* begin Entries provided *

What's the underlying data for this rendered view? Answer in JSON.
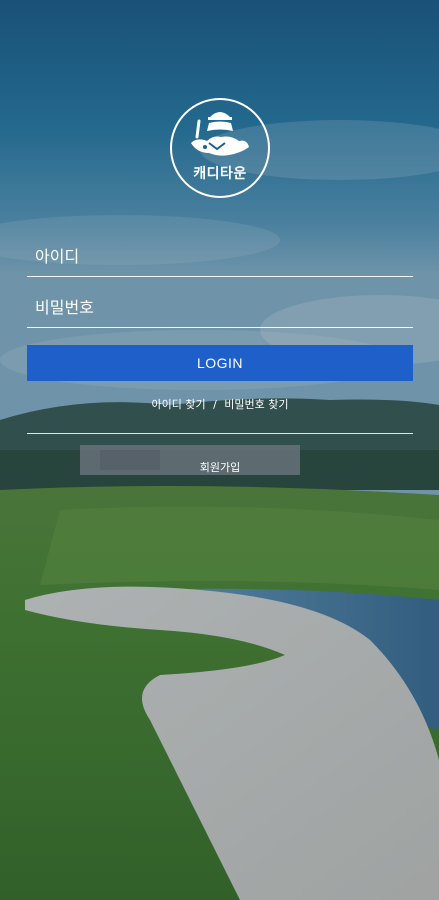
{
  "logo": {
    "brand_name": "캐디타운"
  },
  "login_form": {
    "id_placeholder": "아이디",
    "password_placeholder": "비밀번호",
    "login_label": "LOGIN"
  },
  "links": {
    "find_id": "아이디 찾기",
    "separator": "/",
    "find_password": "비밀번호 찾기",
    "signup": "회원가입"
  },
  "colors": {
    "login_button": "#1f5fc9",
    "text": "#ffffff"
  },
  "icons": [
    "caddie-logo-icon"
  ]
}
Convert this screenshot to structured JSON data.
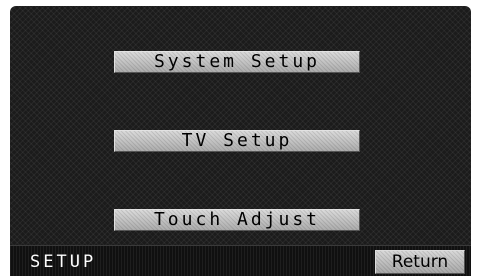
{
  "menu": {
    "items": [
      {
        "label": "System Setup"
      },
      {
        "label": "TV Setup"
      },
      {
        "label": "Touch Adjust"
      }
    ]
  },
  "status_bar": {
    "title": "SETUP",
    "return_label": "Return"
  },
  "colors": {
    "screen_background": "#1b1b1b",
    "button_face": "#c4c4c4",
    "status_bar_background": "#101010",
    "status_text": "#ffffff"
  }
}
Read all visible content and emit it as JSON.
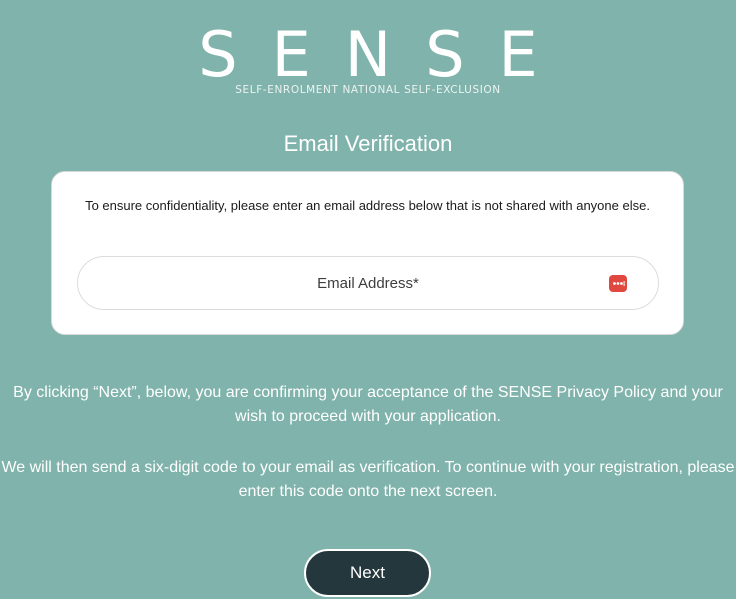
{
  "brand": {
    "logo_text": "SENSE",
    "tagline": "SELF-ENROLMENT NATIONAL SELF-EXCLUSION"
  },
  "page": {
    "heading": "Email Verification"
  },
  "card": {
    "instruction": "To ensure confidentiality, please enter an email address below that is not shared with anyone else.",
    "email_placeholder": "Email Address*",
    "email_value": "",
    "password_manager_icon": "password-manager-icon"
  },
  "info": {
    "paragraph_1": "By clicking “Next”, below, you are confirming your acceptance of the SENSE Privacy Policy and your wish to proceed with your application.",
    "paragraph_2": "We will then send a six-digit code to your email as verification. To continue with your registration, please enter this code onto the next screen."
  },
  "actions": {
    "next_label": "Next"
  },
  "colors": {
    "background": "#7fb3ab",
    "button": "#24373d",
    "icon": "#e0473f"
  }
}
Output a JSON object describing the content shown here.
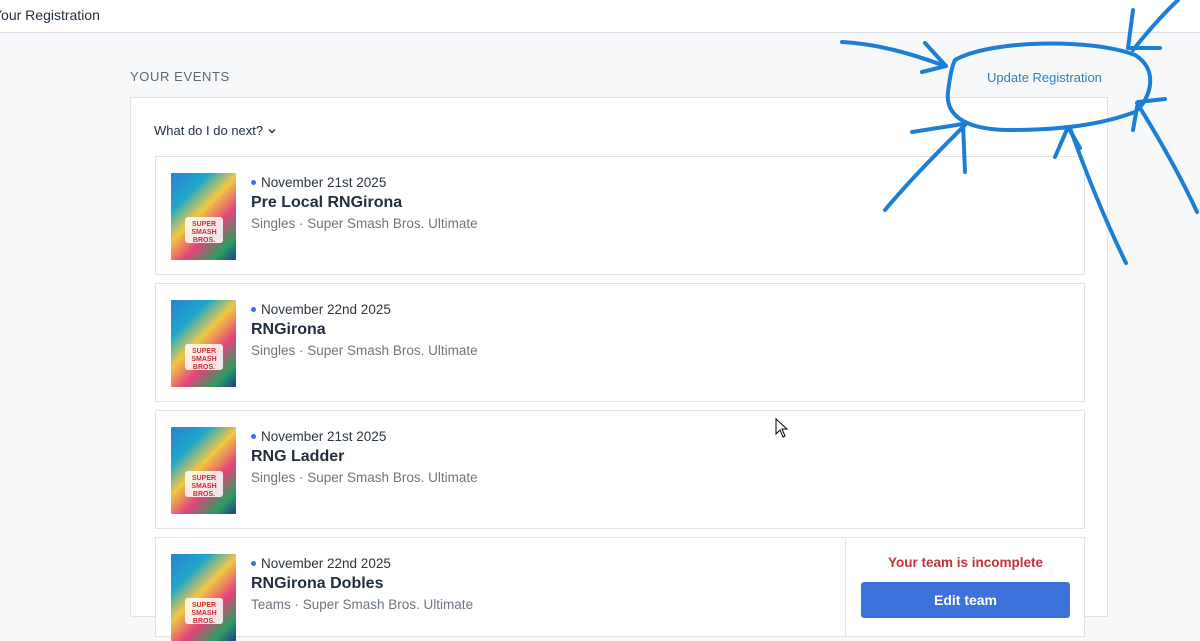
{
  "header": {
    "title": "Your Registration"
  },
  "section": {
    "label": "YOUR EVENTS",
    "update_link": "Update Registration",
    "next_toggle": "What do I do next?"
  },
  "events": [
    {
      "date": "November 21st 2025",
      "name": "Pre Local RNGirona",
      "meta": "Singles · Super Smash Bros. Ultimate"
    },
    {
      "date": "November 22nd 2025",
      "name": "RNGirona",
      "meta": "Singles · Super Smash Bros. Ultimate"
    },
    {
      "date": "November 21st 2025",
      "name": "RNG Ladder",
      "meta": "Singles · Super Smash Bros. Ultimate"
    },
    {
      "date": "November 22nd 2025",
      "name": "RNGirona Dobles",
      "meta": "Teams · Super Smash Bros. Ultimate",
      "team_warning": "Your team is incomplete",
      "edit_team_label": "Edit team"
    }
  ],
  "thumbnail_logo_text": "SUPER SMASH BROS.",
  "colors": {
    "accent": "#3b73db",
    "link": "#2d7fc1",
    "warning": "#c8313a",
    "annotation_ink": "#1d7ed6"
  }
}
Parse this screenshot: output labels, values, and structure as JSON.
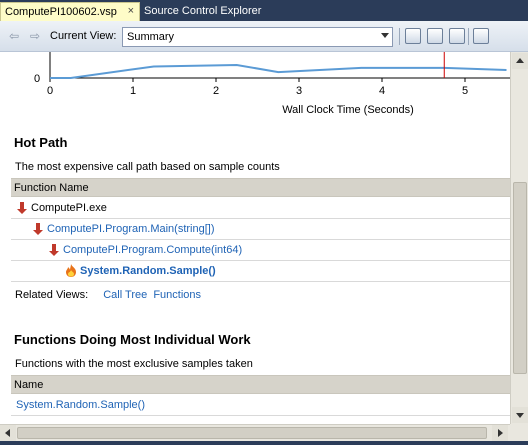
{
  "tabs": [
    {
      "label": "ComputePI100602.vsp",
      "close": "×",
      "active": true
    },
    {
      "label": "Source Control Explorer",
      "active": false
    }
  ],
  "toolbar": {
    "current_view_label": "Current View:",
    "current_view_value": "Summary",
    "icons": [
      "filter-icon",
      "export-icon",
      "compare-icon",
      "save-icon"
    ]
  },
  "chart_data": {
    "type": "line",
    "xlabel": "Wall Clock Time (Seconds)",
    "x_ticks": [
      "0",
      "1",
      "2",
      "3",
      "4",
      "5"
    ],
    "y_ticks": [
      "0"
    ],
    "xlim": [
      0,
      5.5
    ],
    "x": [
      0,
      0.25,
      1.25,
      2.25,
      2.75,
      3.75,
      4.75,
      5.5
    ],
    "y": [
      0,
      0,
      0.55,
      0.62,
      0.28,
      0.48,
      0.48,
      0.38
    ],
    "marker_x": 4.75,
    "colors": {
      "line": "#5b9bd5",
      "marker": "#cc0000"
    }
  },
  "hot_path": {
    "title": "Hot Path",
    "description": "The most expensive call path based on sample counts",
    "column": "Function Name",
    "rows": [
      {
        "label": "ComputePI.exe",
        "icon": "hot-arrow-icon",
        "link": false,
        "bold": false
      },
      {
        "label": "ComputePI.Program.Main(string[])",
        "icon": "hot-arrow-icon",
        "link": true,
        "bold": false
      },
      {
        "label": "ComputePI.Program.Compute(int64)",
        "icon": "hot-arrow-icon",
        "link": true,
        "bold": false
      },
      {
        "label": "System.Random.Sample()",
        "icon": "flame-icon",
        "link": true,
        "bold": true
      }
    ],
    "related_label": "Related Views:",
    "related_links": [
      "Call Tree",
      "Functions"
    ]
  },
  "individual_work": {
    "title": "Functions Doing Most Individual Work",
    "description": "Functions with the most exclusive samples taken",
    "column": "Name",
    "rows": [
      "System.Random.Sample()"
    ]
  }
}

* end Entries provided *

- [What you are asked to do]: Quote in full the listing given above; the images are to be left out.

- [Result for this exercise]:
What's the underlying data for this rendered view? Answer in JSON.
{
  "logo": {
    "brand_name": "캐디타운"
  },
  "login_form": {
    "id_placeholder": "아이디",
    "password_placeholder": "비밀번호",
    "login_label": "LOGIN"
  },
  "links": {
    "find_id": "아이디 찾기",
    "separator": "/",
    "find_password": "비밀번호 찾기",
    "signup": "회원가입"
  },
  "colors": {
    "login_button": "#1f5fc9",
    "text": "#ffffff"
  },
  "icons": [
    "caddie-logo-icon"
  ]
}
Convert this screenshot to structured JSON data.
{
  "menu": {
    "items": [
      {
        "label": "System Setup"
      },
      {
        "label": "TV Setup"
      },
      {
        "label": "Touch Adjust"
      }
    ]
  },
  "status_bar": {
    "title": "SETUP",
    "return_label": "Return"
  },
  "colors": {
    "screen_background": "#1b1b1b",
    "button_face": "#c4c4c4",
    "status_bar_background": "#101010",
    "status_text": "#ffffff"
  }
}
Read all visible content and emit it as JSON.
{
  "brand": {
    "logo_text": "SENSE",
    "tagline": "SELF-ENROLMENT NATIONAL SELF-EXCLUSION"
  },
  "page": {
    "heading": "Email Verification"
  },
  "card": {
    "instruction": "To ensure confidentiality, please enter an email address below that is not shared with anyone else.",
    "email_placeholder": "Email Address*",
    "email_value": "",
    "password_manager_icon": "password-manager-icon"
  },
  "info": {
    "paragraph_1": "By clicking “Next”, below, you are confirming your acceptance of the SENSE Privacy Policy and your wish to proceed with your application.",
    "paragraph_2": "We will then send a six-digit code to your email as verification. To continue with your registration, please enter this code onto the next screen."
  },
  "actions": {
    "next_label": "Next"
  },
  "colors": {
    "background": "#7fb3ab",
    "button": "#24373d",
    "icon": "#e0473f"
  }
}
Output a JSON object describing the content shown here.
{
  "header": {
    "title": "Your Registration"
  },
  "section": {
    "label": "YOUR EVENTS",
    "update_link": "Update Registration",
    "next_toggle": "What do I do next?"
  },
  "events": [
    {
      "date": "November 21st 2025",
      "name": "Pre Local RNGirona",
      "meta": "Singles · Super Smash Bros. Ultimate"
    },
    {
      "date": "November 22nd 2025",
      "name": "RNGirona",
      "meta": "Singles · Super Smash Bros. Ultimate"
    },
    {
      "date": "November 21st 2025",
      "name": "RNG Ladder",
      "meta": "Singles · Super Smash Bros. Ultimate"
    },
    {
      "date": "November 22nd 2025",
      "name": "RNGirona Dobles",
      "meta": "Teams · Super Smash Bros. Ultimate",
      "team_warning": "Your team is incomplete",
      "edit_team_label": "Edit team"
    }
  ],
  "thumbnail_logo_text": "SUPER SMASH BROS.",
  "colors": {
    "accent": "#3b73db",
    "link": "#2d7fc1",
    "warning": "#c8313a",
    "annotation_ink": "#1d7ed6"
  }
}
Parse this screenshot: output labels, values, and structure as JSON.
{
  "tabs": [
    {
      "label": "ComputePI100602.vsp",
      "close": "×",
      "active": true
    },
    {
      "label": "Source Control Explorer",
      "active": false
    }
  ],
  "toolbar": {
    "current_view_label": "Current View:",
    "current_view_value": "Summary",
    "icons": [
      "filter-icon",
      "export-icon",
      "compare-icon",
      "save-icon"
    ]
  },
  "chart_data": {
    "type": "line",
    "xlabel": "Wall Clock Time (Seconds)",
    "x_ticks": [
      "0",
      "1",
      "2",
      "3",
      "4",
      "5"
    ],
    "y_ticks": [
      "0"
    ],
    "xlim": [
      0,
      5.5
    ],
    "x": [
      0,
      0.25,
      1.25,
      2.25,
      2.75,
      3.75,
      4.75,
      5.5
    ],
    "y": [
      0,
      0,
      0.55,
      0.62,
      0.28,
      0.48,
      0.48,
      0.38
    ],
    "marker_x": 4.75,
    "colors": {
      "line": "#5b9bd5",
      "marker": "#cc0000"
    }
  },
  "hot_path": {
    "title": "Hot Path",
    "description": "The most expensive call path based on sample counts",
    "column": "Function Name",
    "rows": [
      {
        "label": "ComputePI.exe",
        "icon": "hot-arrow-icon",
        "link": false,
        "bold": false
      },
      {
        "label": "ComputePI.Program.Main(string[])",
        "icon": "hot-arrow-icon",
        "link": true,
        "bold": false
      },
      {
        "label": "ComputePI.Program.Compute(int64)",
        "icon": "hot-arrow-icon",
        "link": true,
        "bold": false
      },
      {
        "label": "System.Random.Sample()",
        "icon": "flame-icon",
        "link": true,
        "bold": true
      }
    ],
    "related_label": "Related Views:",
    "related_links": [
      "Call Tree",
      "Functions"
    ]
  },
  "individual_work": {
    "title": "Functions Doing Most Individual Work",
    "description": "Functions with the most exclusive samples taken",
    "column": "Name",
    "rows": [
      "System.Random.Sample()"
    ]
  }
}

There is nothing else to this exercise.